Requirement >> Show all lines from the listing below that contain "this".

[Figure record extracts]
+--
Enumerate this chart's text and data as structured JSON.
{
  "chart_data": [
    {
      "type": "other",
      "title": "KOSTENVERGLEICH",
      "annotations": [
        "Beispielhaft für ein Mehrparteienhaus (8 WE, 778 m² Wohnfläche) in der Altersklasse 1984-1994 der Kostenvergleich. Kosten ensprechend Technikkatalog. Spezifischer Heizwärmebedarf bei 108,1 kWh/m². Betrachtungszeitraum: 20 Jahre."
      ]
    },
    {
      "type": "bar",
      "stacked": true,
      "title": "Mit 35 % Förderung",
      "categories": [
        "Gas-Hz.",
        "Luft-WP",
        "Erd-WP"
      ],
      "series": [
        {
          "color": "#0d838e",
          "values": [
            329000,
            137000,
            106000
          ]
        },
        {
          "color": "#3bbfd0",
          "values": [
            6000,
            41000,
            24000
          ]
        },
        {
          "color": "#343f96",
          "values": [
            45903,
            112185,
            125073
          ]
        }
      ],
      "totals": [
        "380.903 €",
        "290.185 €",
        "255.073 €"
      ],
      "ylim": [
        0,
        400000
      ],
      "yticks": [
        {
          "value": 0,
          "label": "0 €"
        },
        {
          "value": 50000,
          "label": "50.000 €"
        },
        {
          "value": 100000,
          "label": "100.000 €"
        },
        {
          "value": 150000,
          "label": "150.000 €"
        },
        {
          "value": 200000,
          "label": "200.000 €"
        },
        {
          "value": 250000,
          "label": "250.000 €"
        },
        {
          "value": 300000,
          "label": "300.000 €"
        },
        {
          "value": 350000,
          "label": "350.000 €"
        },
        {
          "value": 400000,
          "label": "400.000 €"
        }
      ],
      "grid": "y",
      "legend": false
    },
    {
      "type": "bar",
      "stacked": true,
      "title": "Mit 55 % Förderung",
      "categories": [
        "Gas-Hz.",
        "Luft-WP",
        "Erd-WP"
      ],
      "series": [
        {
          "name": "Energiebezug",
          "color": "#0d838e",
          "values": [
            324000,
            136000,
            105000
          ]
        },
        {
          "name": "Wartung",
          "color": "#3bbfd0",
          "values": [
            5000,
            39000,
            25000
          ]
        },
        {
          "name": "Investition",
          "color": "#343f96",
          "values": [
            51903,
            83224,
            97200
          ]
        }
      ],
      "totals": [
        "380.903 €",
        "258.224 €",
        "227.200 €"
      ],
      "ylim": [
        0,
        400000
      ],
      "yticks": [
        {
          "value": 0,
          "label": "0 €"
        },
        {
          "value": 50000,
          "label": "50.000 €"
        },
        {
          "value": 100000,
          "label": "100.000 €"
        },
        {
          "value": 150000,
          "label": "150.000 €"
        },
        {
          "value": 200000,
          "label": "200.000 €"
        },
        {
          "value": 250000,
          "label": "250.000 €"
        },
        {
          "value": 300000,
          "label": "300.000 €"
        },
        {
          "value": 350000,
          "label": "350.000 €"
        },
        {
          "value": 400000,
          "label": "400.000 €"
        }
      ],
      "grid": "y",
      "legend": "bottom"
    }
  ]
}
+--
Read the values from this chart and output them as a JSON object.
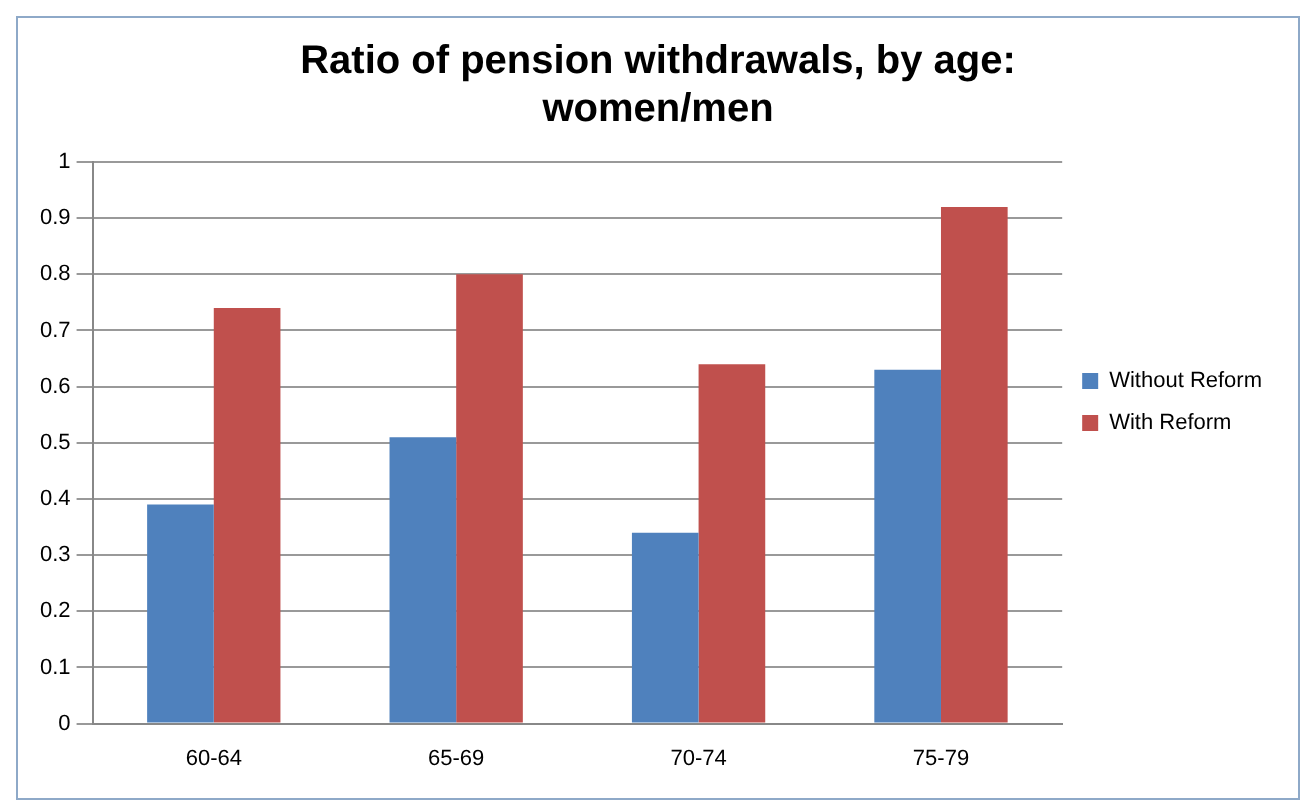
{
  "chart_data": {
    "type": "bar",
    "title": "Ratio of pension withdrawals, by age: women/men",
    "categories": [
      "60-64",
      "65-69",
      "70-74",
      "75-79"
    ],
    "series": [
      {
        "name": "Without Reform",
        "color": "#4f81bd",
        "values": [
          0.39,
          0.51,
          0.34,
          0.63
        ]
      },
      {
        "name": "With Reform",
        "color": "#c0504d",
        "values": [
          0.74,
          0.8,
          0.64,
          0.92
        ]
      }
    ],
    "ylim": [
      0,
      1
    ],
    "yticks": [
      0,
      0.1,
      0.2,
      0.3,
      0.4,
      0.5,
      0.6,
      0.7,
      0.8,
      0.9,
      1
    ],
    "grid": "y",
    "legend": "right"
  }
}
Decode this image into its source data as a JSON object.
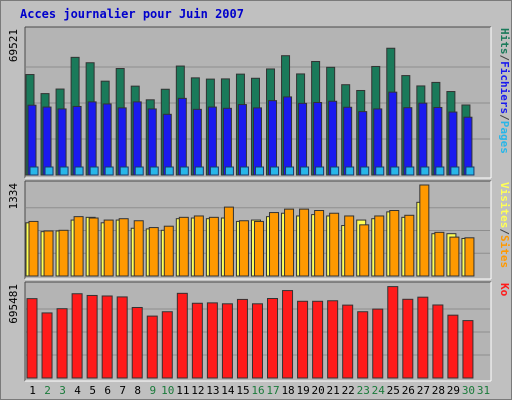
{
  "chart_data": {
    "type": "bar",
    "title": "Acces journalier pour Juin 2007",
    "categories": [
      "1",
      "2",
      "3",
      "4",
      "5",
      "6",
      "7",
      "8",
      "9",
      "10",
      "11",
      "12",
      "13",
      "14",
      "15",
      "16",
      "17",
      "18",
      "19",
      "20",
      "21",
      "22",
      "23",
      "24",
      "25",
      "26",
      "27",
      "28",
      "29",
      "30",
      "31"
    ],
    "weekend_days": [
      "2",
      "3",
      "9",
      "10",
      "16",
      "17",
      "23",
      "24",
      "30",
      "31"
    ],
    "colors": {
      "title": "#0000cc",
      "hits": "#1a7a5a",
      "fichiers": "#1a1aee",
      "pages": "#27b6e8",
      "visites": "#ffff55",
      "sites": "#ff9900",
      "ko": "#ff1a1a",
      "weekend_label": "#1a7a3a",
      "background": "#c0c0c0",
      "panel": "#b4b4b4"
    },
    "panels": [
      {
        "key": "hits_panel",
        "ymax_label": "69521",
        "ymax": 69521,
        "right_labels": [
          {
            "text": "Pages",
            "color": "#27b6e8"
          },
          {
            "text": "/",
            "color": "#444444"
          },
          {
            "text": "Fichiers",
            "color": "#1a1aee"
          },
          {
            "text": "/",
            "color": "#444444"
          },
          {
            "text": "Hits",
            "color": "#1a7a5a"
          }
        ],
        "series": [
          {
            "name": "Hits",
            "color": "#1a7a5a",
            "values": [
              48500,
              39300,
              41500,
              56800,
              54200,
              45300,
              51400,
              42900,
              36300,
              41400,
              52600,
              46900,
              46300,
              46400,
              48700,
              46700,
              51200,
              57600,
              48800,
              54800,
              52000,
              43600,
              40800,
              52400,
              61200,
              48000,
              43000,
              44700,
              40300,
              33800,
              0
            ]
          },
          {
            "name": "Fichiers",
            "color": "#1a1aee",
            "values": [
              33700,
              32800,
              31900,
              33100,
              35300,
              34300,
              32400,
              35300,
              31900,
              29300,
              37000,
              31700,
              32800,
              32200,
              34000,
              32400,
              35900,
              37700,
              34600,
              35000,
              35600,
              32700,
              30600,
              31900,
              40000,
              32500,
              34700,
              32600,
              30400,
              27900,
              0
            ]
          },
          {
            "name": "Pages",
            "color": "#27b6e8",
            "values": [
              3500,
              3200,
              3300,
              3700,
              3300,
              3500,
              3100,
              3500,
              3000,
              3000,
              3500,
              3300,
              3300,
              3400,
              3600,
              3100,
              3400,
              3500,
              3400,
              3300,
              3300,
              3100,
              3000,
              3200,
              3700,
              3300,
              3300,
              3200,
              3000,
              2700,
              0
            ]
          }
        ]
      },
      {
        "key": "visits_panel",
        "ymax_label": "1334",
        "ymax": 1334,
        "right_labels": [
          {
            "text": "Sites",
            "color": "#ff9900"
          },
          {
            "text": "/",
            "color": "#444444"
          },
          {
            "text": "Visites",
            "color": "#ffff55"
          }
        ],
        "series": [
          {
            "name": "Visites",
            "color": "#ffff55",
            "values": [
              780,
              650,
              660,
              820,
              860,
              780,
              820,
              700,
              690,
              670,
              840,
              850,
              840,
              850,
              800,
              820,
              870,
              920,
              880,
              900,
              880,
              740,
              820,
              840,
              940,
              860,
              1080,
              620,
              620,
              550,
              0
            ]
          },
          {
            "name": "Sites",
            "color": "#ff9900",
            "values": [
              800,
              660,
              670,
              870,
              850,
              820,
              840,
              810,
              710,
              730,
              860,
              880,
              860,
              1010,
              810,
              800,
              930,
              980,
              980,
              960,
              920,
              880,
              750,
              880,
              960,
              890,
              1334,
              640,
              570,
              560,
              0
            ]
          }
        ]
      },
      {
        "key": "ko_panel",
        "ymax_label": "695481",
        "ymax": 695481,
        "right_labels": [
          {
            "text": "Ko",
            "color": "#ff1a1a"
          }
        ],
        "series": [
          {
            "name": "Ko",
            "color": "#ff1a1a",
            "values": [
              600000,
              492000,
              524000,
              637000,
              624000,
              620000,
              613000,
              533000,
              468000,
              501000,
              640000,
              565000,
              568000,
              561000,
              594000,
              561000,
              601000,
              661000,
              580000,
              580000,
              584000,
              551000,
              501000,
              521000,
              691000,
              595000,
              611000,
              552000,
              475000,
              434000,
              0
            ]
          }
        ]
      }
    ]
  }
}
+--
Reply to the task >>
Enumerate this chart's text and data as structured JSON.
Read the values from this chart and output them as a JSON object.
Decode this image into its source data as a JSON object.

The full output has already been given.